** start INPUT ROWS **
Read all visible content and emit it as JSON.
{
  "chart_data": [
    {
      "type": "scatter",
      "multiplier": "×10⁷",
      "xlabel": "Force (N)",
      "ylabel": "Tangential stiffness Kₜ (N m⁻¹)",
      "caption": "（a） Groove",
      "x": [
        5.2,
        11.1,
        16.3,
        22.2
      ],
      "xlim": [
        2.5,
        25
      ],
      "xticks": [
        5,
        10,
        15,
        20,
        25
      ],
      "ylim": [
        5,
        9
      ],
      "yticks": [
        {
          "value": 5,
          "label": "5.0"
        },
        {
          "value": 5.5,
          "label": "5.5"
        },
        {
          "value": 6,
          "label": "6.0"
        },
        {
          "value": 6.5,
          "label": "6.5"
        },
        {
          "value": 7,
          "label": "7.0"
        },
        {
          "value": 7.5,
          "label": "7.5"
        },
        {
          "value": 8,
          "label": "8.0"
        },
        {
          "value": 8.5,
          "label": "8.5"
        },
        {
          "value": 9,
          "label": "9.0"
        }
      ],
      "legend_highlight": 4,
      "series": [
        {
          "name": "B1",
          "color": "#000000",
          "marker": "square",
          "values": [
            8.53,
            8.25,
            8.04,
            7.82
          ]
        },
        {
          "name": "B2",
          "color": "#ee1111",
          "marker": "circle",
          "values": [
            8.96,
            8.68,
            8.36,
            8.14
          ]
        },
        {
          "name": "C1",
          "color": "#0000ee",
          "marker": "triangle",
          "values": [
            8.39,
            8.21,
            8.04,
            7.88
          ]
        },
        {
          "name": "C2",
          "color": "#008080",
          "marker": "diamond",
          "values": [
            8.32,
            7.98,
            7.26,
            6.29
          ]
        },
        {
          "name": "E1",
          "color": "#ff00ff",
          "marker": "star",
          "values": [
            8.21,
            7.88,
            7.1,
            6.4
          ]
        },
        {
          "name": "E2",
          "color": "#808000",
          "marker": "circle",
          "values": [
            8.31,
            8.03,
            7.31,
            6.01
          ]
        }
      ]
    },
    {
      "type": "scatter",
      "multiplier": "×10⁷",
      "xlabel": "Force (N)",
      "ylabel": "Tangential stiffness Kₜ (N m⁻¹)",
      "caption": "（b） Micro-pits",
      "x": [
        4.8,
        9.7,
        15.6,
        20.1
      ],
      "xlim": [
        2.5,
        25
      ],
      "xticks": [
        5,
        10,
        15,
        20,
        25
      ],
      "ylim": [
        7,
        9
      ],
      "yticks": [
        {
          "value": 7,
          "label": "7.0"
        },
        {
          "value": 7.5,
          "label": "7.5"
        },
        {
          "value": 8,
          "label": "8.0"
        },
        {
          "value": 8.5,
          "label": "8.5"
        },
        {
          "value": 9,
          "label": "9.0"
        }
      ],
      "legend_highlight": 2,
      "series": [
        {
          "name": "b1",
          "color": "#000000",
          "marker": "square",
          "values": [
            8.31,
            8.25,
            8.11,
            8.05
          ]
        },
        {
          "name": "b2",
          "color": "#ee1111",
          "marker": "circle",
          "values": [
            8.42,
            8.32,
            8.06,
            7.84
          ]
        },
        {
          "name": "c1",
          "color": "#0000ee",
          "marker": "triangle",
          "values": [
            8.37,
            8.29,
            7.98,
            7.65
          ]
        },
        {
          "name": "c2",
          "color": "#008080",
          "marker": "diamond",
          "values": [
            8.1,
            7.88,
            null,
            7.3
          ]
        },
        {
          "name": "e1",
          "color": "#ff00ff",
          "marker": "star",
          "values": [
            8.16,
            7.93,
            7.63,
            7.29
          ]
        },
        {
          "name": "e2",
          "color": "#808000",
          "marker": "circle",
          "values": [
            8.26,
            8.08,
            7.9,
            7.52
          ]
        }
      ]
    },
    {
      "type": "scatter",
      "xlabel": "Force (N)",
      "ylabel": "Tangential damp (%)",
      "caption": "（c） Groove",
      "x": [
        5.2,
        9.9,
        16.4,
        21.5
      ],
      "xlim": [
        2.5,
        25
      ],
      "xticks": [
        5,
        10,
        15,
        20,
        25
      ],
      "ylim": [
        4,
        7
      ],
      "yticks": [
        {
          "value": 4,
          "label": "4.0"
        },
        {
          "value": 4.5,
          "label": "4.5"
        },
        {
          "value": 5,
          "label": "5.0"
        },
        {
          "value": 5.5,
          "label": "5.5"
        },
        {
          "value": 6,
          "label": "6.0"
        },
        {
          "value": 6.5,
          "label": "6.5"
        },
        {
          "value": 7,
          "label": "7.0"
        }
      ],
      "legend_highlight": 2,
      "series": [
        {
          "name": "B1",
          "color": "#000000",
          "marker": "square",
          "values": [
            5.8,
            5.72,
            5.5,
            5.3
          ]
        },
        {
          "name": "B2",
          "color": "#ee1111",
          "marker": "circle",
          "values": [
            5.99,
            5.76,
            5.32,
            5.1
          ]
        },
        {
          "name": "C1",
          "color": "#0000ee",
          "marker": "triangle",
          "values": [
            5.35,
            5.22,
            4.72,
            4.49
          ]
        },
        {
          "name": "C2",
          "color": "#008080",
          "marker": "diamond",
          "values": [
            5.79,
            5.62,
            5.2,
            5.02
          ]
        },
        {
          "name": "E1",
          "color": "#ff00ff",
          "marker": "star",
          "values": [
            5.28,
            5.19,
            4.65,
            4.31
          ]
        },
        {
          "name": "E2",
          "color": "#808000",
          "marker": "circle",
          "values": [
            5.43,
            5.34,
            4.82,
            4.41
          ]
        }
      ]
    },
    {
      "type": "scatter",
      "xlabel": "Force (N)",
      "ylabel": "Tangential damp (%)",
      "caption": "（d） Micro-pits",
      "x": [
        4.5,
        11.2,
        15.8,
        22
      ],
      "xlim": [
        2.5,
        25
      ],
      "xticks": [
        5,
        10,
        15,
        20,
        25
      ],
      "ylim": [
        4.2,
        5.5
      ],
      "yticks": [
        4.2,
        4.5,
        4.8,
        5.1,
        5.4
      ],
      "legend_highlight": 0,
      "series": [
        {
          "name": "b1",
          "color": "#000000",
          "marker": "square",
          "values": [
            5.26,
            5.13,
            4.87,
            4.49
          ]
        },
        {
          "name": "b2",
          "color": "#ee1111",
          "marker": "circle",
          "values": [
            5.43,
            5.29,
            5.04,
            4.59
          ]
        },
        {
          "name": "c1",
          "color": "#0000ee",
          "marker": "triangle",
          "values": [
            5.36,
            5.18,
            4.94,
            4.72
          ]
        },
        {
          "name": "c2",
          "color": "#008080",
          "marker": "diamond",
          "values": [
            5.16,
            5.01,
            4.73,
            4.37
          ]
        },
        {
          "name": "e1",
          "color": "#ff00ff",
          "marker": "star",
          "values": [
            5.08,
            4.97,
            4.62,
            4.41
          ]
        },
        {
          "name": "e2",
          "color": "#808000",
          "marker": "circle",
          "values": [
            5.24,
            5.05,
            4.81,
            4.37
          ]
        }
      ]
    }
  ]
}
** end INPUT ROWS **
- _REQUIRED TASK_: Every record should be repeated exactly; please leave none out.

- _RESULT OF THE TASK_:
Read all visible content and emit it as JSON.
{
  "chart_data": [
    {
      "type": "scatter",
      "multiplier": "×10⁷",
      "xlabel": "Force (N)",
      "ylabel": "Tangential stiffness Kₜ (N m⁻¹)",
      "caption": "（a） Groove",
      "x": [
        5.2,
        11.1,
        16.3,
        22.2
      ],
      "xlim": [
        2.5,
        25
      ],
      "xticks": [
        5,
        10,
        15,
        20,
        25
      ],
      "ylim": [
        5,
        9
      ],
      "yticks": [
        {
          "value": 5,
          "label": "5.0"
        },
        {
          "value": 5.5,
          "label": "5.5"
        },
        {
          "value": 6,
          "label": "6.0"
        },
        {
          "value": 6.5,
          "label": "6.5"
        },
        {
          "value": 7,
          "label": "7.0"
        },
        {
          "value": 7.5,
          "label": "7.5"
        },
        {
          "value": 8,
          "label": "8.0"
        },
        {
          "value": 8.5,
          "label": "8.5"
        },
        {
          "value": 9,
          "label": "9.0"
        }
      ],
      "legend_highlight": 4,
      "series": [
        {
          "name": "B1",
          "color": "#000000",
          "marker": "square",
          "values": [
            8.53,
            8.25,
            8.04,
            7.82
          ]
        },
        {
          "name": "B2",
          "color": "#ee1111",
          "marker": "circle",
          "values": [
            8.96,
            8.68,
            8.36,
            8.14
          ]
        },
        {
          "name": "C1",
          "color": "#0000ee",
          "marker": "triangle",
          "values": [
            8.39,
            8.21,
            8.04,
            7.88
          ]
        },
        {
          "name": "C2",
          "color": "#008080",
          "marker": "diamond",
          "values": [
            8.32,
            7.98,
            7.26,
            6.29
          ]
        },
        {
          "name": "E1",
          "color": "#ff00ff",
          "marker": "star",
          "values": [
            8.21,
            7.88,
            7.1,
            6.4
          ]
        },
        {
          "name": "E2",
          "color": "#808000",
          "marker": "circle",
          "values": [
            8.31,
            8.03,
            7.31,
            6.01
          ]
        }
      ]
    },
    {
      "type": "scatter",
      "multiplier": "×10⁷",
      "xlabel": "Force (N)",
      "ylabel": "Tangential stiffness Kₜ (N m⁻¹)",
      "caption": "（b） Micro-pits",
      "x": [
        4.8,
        9.7,
        15.6,
        20.1
      ],
      "xlim": [
        2.5,
        25
      ],
      "xticks": [
        5,
        10,
        15,
        20,
        25
      ],
      "ylim": [
        7,
        9
      ],
      "yticks": [
        {
          "value": 7,
          "label": "7.0"
        },
        {
          "value": 7.5,
          "label": "7.5"
        },
        {
          "value": 8,
          "label": "8.0"
        },
        {
          "value": 8.5,
          "label": "8.5"
        },
        {
          "value": 9,
          "label": "9.0"
        }
      ],
      "legend_highlight": 2,
      "series": [
        {
          "name": "b1",
          "color": "#000000",
          "marker": "square",
          "values": [
            8.31,
            8.25,
            8.11,
            8.05
          ]
        },
        {
          "name": "b2",
          "color": "#ee1111",
          "marker": "circle",
          "values": [
            8.42,
            8.32,
            8.06,
            7.84
          ]
        },
        {
          "name": "c1",
          "color": "#0000ee",
          "marker": "triangle",
          "values": [
            8.37,
            8.29,
            7.98,
            7.65
          ]
        },
        {
          "name": "c2",
          "color": "#008080",
          "marker": "diamond",
          "values": [
            8.1,
            7.88,
            null,
            7.3
          ]
        },
        {
          "name": "e1",
          "color": "#ff00ff",
          "marker": "star",
          "values": [
            8.16,
            7.93,
            7.63,
            7.29
          ]
        },
        {
          "name": "e2",
          "color": "#808000",
          "marker": "circle",
          "values": [
            8.26,
            8.08,
            7.9,
            7.52
          ]
        }
      ]
    },
    {
      "type": "scatter",
      "xlabel": "Force (N)",
      "ylabel": "Tangential damp (%)",
      "caption": "（c） Groove",
      "x": [
        5.2,
        9.9,
        16.4,
        21.5
      ],
      "xlim": [
        2.5,
        25
      ],
      "xticks": [
        5,
        10,
        15,
        20,
        25
      ],
      "ylim": [
        4,
        7
      ],
      "yticks": [
        {
          "value": 4,
          "label": "4.0"
        },
        {
          "value": 4.5,
          "label": "4.5"
        },
        {
          "value": 5,
          "label": "5.0"
        },
        {
          "value": 5.5,
          "label": "5.5"
        },
        {
          "value": 6,
          "label": "6.0"
        },
        {
          "value": 6.5,
          "label": "6.5"
        },
        {
          "value": 7,
          "label": "7.0"
        }
      ],
      "legend_highlight": 2,
      "series": [
        {
          "name": "B1",
          "color": "#000000",
          "marker": "square",
          "values": [
            5.8,
            5.72,
            5.5,
            5.3
          ]
        },
        {
          "name": "B2",
          "color": "#ee1111",
          "marker": "circle",
          "values": [
            5.99,
            5.76,
            5.32,
            5.1
          ]
        },
        {
          "name": "C1",
          "color": "#0000ee",
          "marker": "triangle",
          "values": [
            5.35,
            5.22,
            4.72,
            4.49
          ]
        },
        {
          "name": "C2",
          "color": "#008080",
          "marker": "diamond",
          "values": [
            5.79,
            5.62,
            5.2,
            5.02
          ]
        },
        {
          "name": "E1",
          "color": "#ff00ff",
          "marker": "star",
          "values": [
            5.28,
            5.19,
            4.65,
            4.31
          ]
        },
        {
          "name": "E2",
          "color": "#808000",
          "marker": "circle",
          "values": [
            5.43,
            5.34,
            4.82,
            4.41
          ]
        }
      ]
    },
    {
      "type": "scatter",
      "xlabel": "Force (N)",
      "ylabel": "Tangential damp (%)",
      "caption": "（d） Micro-pits",
      "x": [
        4.5,
        11.2,
        15.8,
        22
      ],
      "xlim": [
        2.5,
        25
      ],
      "xticks": [
        5,
        10,
        15,
        20,
        25
      ],
      "ylim": [
        4.2,
        5.5
      ],
      "yticks": [
        4.2,
        4.5,
        4.8,
        5.1,
        5.4
      ],
      "legend_highlight": 0,
      "series": [
        {
          "name": "b1",
          "color": "#000000",
          "marker": "square",
          "values": [
            5.26,
            5.13,
            4.87,
            4.49
          ]
        },
        {
          "name": "b2",
          "color": "#ee1111",
          "marker": "circle",
          "values": [
            5.43,
            5.29,
            5.04,
            4.59
          ]
        },
        {
          "name": "c1",
          "color": "#0000ee",
          "marker": "triangle",
          "values": [
            5.36,
            5.18,
            4.94,
            4.72
          ]
        },
        {
          "name": "c2",
          "color": "#008080",
          "marker": "diamond",
          "values": [
            5.16,
            5.01,
            4.73,
            4.37
          ]
        },
        {
          "name": "e1",
          "color": "#ff00ff",
          "marker": "star",
          "values": [
            5.08,
            4.97,
            4.62,
            4.41
          ]
        },
        {
          "name": "e2",
          "color": "#808000",
          "marker": "circle",
          "values": [
            5.24,
            5.05,
            4.81,
            4.37
          ]
        }
      ]
    }
  ]
}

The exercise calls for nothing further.